Copy each line that contains the string "this".

####

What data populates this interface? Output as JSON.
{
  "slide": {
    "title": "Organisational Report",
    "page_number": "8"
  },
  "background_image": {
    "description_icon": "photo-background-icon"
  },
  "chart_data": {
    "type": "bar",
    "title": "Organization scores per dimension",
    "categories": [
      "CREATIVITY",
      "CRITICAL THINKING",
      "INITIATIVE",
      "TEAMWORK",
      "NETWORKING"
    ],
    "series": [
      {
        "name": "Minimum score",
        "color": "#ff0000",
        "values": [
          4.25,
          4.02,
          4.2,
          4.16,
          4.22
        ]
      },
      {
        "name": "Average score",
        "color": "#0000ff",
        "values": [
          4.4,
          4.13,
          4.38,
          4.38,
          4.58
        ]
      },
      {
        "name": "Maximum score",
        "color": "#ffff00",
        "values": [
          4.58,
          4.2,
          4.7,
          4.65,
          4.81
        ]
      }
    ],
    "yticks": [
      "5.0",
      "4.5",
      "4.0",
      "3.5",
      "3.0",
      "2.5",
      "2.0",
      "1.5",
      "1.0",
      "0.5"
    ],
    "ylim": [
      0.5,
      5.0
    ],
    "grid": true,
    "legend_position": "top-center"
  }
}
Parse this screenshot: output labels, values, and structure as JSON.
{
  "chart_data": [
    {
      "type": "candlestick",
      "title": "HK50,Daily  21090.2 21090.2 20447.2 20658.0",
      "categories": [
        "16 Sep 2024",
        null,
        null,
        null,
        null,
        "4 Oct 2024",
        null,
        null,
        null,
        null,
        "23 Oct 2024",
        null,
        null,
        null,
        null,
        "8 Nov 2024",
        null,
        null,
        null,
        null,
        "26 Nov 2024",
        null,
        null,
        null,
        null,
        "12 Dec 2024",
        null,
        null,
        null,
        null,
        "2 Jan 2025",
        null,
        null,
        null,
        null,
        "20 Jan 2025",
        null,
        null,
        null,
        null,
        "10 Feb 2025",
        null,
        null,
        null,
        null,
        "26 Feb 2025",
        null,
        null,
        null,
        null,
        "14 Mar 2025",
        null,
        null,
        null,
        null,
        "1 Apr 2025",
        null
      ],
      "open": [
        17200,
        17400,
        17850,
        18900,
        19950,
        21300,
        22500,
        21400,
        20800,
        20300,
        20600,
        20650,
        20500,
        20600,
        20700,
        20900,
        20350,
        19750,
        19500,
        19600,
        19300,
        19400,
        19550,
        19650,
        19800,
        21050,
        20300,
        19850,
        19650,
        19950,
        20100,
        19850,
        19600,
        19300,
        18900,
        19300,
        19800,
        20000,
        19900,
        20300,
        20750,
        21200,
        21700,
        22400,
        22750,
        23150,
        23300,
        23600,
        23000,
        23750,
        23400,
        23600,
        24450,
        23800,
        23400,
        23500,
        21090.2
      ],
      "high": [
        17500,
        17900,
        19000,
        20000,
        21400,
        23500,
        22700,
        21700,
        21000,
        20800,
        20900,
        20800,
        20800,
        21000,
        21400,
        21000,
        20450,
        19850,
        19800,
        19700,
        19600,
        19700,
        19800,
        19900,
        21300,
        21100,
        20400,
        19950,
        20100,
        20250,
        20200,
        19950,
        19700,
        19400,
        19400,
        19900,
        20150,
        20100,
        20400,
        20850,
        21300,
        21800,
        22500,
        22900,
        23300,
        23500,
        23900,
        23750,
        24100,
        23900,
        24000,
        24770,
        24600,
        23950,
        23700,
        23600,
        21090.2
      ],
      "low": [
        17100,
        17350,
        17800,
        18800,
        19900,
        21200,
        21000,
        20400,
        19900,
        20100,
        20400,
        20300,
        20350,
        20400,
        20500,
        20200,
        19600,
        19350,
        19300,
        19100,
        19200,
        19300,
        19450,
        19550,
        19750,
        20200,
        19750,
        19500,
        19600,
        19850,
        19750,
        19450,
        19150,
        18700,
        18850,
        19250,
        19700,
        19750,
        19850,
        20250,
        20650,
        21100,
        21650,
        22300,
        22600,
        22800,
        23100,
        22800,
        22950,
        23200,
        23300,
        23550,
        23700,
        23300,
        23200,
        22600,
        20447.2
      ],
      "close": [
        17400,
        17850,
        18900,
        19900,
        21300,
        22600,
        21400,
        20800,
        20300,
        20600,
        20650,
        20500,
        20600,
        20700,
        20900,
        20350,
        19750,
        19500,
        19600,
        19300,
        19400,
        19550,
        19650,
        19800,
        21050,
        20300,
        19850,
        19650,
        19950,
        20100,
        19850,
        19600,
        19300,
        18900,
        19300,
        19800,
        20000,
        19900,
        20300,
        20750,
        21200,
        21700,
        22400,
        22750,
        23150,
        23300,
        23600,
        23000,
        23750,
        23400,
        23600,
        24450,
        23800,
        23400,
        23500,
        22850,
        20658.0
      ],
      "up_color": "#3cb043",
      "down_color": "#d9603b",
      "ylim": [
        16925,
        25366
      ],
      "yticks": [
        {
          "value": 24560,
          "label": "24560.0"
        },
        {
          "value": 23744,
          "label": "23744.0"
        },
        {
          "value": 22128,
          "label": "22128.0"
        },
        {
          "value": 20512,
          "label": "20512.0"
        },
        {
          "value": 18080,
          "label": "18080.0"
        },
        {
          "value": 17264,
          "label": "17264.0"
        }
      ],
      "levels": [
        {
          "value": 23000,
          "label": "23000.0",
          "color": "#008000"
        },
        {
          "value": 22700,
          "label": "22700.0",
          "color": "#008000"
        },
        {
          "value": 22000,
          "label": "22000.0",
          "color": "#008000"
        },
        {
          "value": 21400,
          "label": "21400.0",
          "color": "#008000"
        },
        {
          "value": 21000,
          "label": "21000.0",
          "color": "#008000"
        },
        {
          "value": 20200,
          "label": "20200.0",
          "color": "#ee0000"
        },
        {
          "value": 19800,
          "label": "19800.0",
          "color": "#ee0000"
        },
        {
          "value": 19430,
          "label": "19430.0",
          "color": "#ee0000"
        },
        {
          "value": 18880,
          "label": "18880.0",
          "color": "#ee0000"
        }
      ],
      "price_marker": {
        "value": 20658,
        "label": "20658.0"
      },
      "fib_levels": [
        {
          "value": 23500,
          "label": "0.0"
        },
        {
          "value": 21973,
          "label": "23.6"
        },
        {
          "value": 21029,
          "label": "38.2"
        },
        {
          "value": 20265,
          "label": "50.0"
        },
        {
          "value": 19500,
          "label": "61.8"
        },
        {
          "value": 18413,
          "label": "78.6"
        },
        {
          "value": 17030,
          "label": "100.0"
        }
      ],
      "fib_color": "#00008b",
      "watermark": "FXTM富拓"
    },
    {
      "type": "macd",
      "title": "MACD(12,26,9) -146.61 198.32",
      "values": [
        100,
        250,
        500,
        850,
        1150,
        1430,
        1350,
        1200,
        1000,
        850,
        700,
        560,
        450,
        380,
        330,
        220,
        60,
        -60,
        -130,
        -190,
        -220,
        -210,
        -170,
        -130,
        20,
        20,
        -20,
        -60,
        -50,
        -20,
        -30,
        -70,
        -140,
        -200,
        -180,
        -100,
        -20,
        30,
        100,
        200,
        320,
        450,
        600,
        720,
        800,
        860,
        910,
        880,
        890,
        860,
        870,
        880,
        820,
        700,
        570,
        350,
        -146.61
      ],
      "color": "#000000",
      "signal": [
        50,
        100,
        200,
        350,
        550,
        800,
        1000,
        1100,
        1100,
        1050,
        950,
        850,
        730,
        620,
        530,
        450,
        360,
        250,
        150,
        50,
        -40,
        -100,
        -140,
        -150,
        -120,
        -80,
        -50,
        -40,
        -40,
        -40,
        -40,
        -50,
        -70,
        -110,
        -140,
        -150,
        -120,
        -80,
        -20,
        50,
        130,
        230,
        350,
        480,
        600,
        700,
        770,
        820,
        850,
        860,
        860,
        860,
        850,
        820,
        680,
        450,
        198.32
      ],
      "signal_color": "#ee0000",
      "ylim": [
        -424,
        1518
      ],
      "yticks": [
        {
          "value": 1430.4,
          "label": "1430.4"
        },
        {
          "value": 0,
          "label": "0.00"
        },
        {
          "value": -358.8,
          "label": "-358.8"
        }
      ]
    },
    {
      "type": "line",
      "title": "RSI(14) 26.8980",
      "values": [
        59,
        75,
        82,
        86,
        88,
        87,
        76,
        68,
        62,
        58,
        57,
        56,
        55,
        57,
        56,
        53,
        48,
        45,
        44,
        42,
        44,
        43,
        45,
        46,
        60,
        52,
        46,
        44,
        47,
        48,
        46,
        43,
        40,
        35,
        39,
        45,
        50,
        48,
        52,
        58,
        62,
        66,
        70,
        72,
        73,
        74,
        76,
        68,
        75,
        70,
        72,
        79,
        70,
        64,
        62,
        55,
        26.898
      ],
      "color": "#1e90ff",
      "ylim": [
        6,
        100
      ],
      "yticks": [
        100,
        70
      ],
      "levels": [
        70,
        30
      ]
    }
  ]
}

####

→ Answer below:
What data populates this interface? Output as JSON.
Parse this screenshot: output labels, values, and structure as JSON.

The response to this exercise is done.